Transcribe the lines word for word, starting at the line that contains "contact-intro: For additional" and stopping after the line that contains "marty-logo: M MARTY".
┌─ Data for this exercise
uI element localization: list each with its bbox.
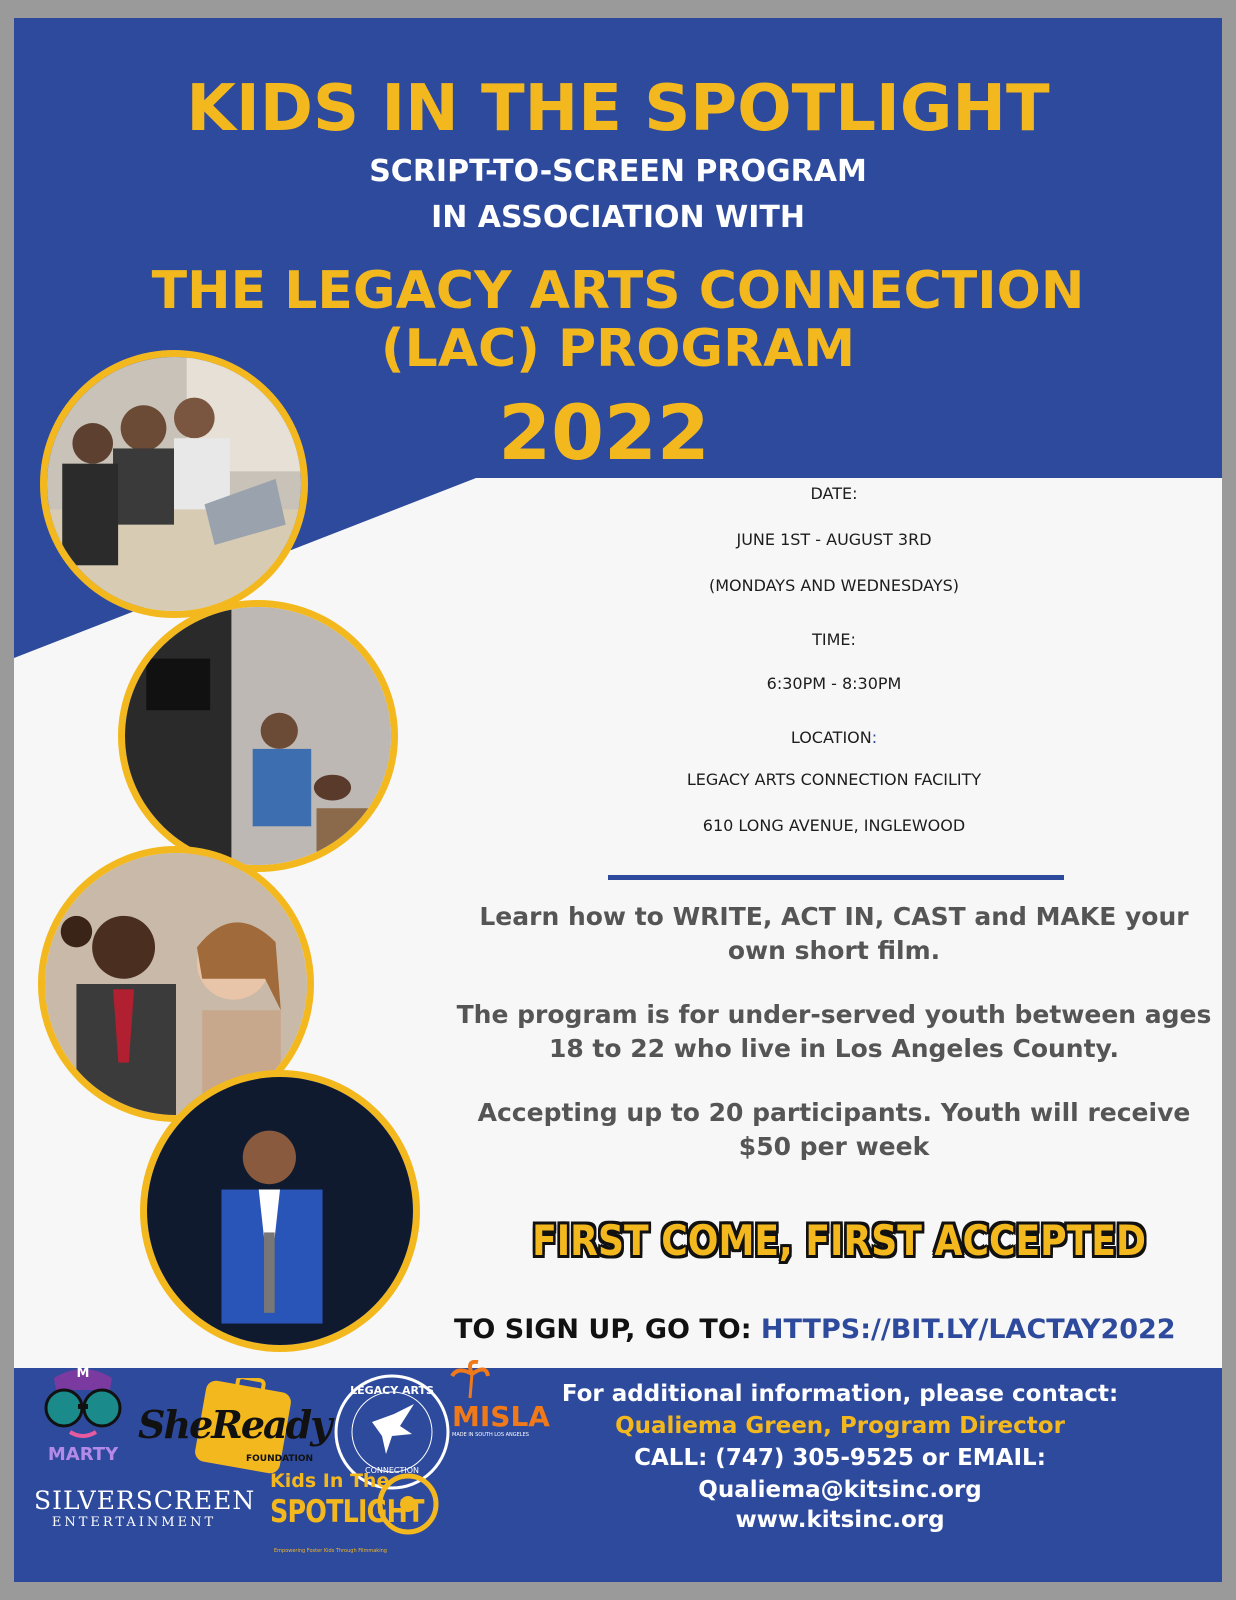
contact-intro: For additional information, please conta… bbox=[561, 1381, 1119, 1407]
silverscreen-wordmark: SILVERSCREEN bbox=[34, 1486, 256, 1515]
silverscreen-sub: ENTERTAINMENT bbox=[51, 1515, 217, 1530]
date-value: JUNE 1ST - AUGUST 3RD bbox=[736, 530, 932, 549]
marty-label: MARTY bbox=[47, 1444, 119, 1465]
sheready-logo: SheReady FOUNDATION bbox=[138, 1378, 332, 1478]
signup-line: TO SIGN UP, GO TO: HTTPS://BIT.LY/LACTAY… bbox=[454, 1314, 1222, 1345]
kits-bottom-text: SPOTLIGHT bbox=[270, 1494, 424, 1530]
contact-phone-email[interactable]: CALL: (747) 305-9525 or EMAIL: Qualiema@… bbox=[490, 1442, 1190, 1506]
sheready-sub: FOUNDATION bbox=[246, 1454, 314, 1464]
misla-wordmark: MISLA bbox=[452, 1400, 550, 1433]
photo-award-speaker bbox=[140, 1070, 420, 1352]
signup-link[interactable]: HTTPS://BIT.LY/LACTAY2022 bbox=[761, 1314, 1176, 1345]
marty-logo: M MARTY bbox=[34, 1356, 132, 1466]
description-para-2-line-1: The program is for under-served youth be… bbox=[456, 1000, 1212, 1029]
page-title: KIDS IN THE SPOTLIGHT bbox=[186, 72, 1050, 146]
flyer: KIDS IN THE SPOTLIGHT SCRIPT-TO-SCREEN P… bbox=[14, 18, 1222, 1582]
palm-tree-icon bbox=[450, 1360, 490, 1399]
description-para-3-line-2: $50 per week bbox=[738, 1132, 930, 1161]
date-days: (MONDAYS AND WEDNESDAYS) bbox=[708, 576, 960, 595]
date-label: DATE: bbox=[810, 484, 858, 503]
section-divider bbox=[608, 875, 1064, 880]
photo-film-set bbox=[118, 600, 398, 872]
location-line-1: LEGACY ARTS CONNECTION FACILITY bbox=[686, 770, 982, 789]
time-label: TIME: bbox=[812, 630, 856, 649]
subtitle-line-2: IN ASSOCIATION WITH bbox=[431, 200, 805, 235]
location-label: LOCATION: bbox=[444, 728, 1222, 747]
kits-logo: Kids In The SPOTLIGHT Empowering Foster … bbox=[266, 1466, 442, 1566]
contact-name: Qualiema Green, Program Director bbox=[615, 1413, 1065, 1439]
program-name-line-1: THE LEGACY ARTS CONNECTION bbox=[151, 261, 1085, 321]
description-para-1-line-2: own short film. bbox=[727, 936, 941, 965]
misla-sub: MADE IN SOUTH LOS ANGELES bbox=[452, 1432, 529, 1438]
kits-top-text: Kids In The bbox=[270, 1470, 390, 1492]
time-value: 6:30PM - 8:30PM bbox=[766, 674, 902, 693]
kits-tagline: Empowering Foster Kids Through Filmmakin… bbox=[274, 1548, 387, 1554]
description-para-2-line-2: 18 to 22 who live in Los Angeles County. bbox=[548, 1034, 1120, 1063]
location-label-text: LOCATION bbox=[790, 728, 872, 747]
website-link[interactable]: www.kitsinc.org bbox=[490, 1504, 1190, 1536]
sheready-wordmark: SheReady bbox=[138, 1402, 332, 1447]
silverscreen-logo: SILVERSCREEN ENTERTAINMENT bbox=[34, 1486, 256, 1546]
marty-badge: M bbox=[76, 1366, 90, 1381]
description-para-1-line-1: Learn how to WRITE, ACT IN, CAST and MAK… bbox=[479, 902, 1189, 931]
location-line-2: 610 LONG AVENUE, INGLEWOOD bbox=[702, 816, 966, 835]
signup-label: TO SIGN UP, GO TO: bbox=[454, 1314, 761, 1345]
first-come-callout: FIRST COME, FIRST ACCEPTED bbox=[532, 1216, 1146, 1265]
location-label-colon: : bbox=[871, 728, 878, 747]
misla-logo: MISLA MADE IN SOUTH LOS ANGELES bbox=[448, 1360, 564, 1442]
photo-students-laptop bbox=[40, 350, 308, 618]
legacy-arts-label: LEGACY ARTS bbox=[350, 1384, 434, 1397]
subtitle-line-1: SCRIPT-TO-SCREEN PROGRAM bbox=[369, 154, 867, 189]
description-para-3-line-1: Accepting up to 20 participants. Youth w… bbox=[477, 1098, 1191, 1127]
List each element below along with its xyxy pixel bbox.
└─
▶ **Task output**:
contact-intro: For additional information, please conta… bbox=[561, 1381, 1119, 1407]
silverscreen-wordmark: SILVERSCREEN bbox=[34, 1486, 256, 1515]
silverscreen-sub: ENTERTAINMENT bbox=[51, 1515, 217, 1530]
date-value: JUNE 1ST - AUGUST 3RD bbox=[736, 530, 932, 549]
marty-label: MARTY bbox=[47, 1444, 119, 1465]
sheready-logo: SheReady FOUNDATION bbox=[138, 1378, 332, 1478]
signup-line: TO SIGN UP, GO TO: HTTPS://BIT.LY/LACTAY… bbox=[454, 1314, 1222, 1345]
kits-bottom-text: SPOTLIGHT bbox=[270, 1494, 424, 1530]
contact-phone-email[interactable]: CALL: (747) 305-9525 or EMAIL: Qualiema@… bbox=[490, 1442, 1190, 1506]
sheready-sub: FOUNDATION bbox=[246, 1454, 314, 1464]
misla-wordmark: MISLA bbox=[452, 1400, 550, 1433]
photo-award-speaker bbox=[140, 1070, 420, 1352]
signup-link[interactable]: HTTPS://BIT.LY/LACTAY2022 bbox=[761, 1314, 1176, 1345]
marty-logo: M MARTY bbox=[34, 1356, 132, 1466]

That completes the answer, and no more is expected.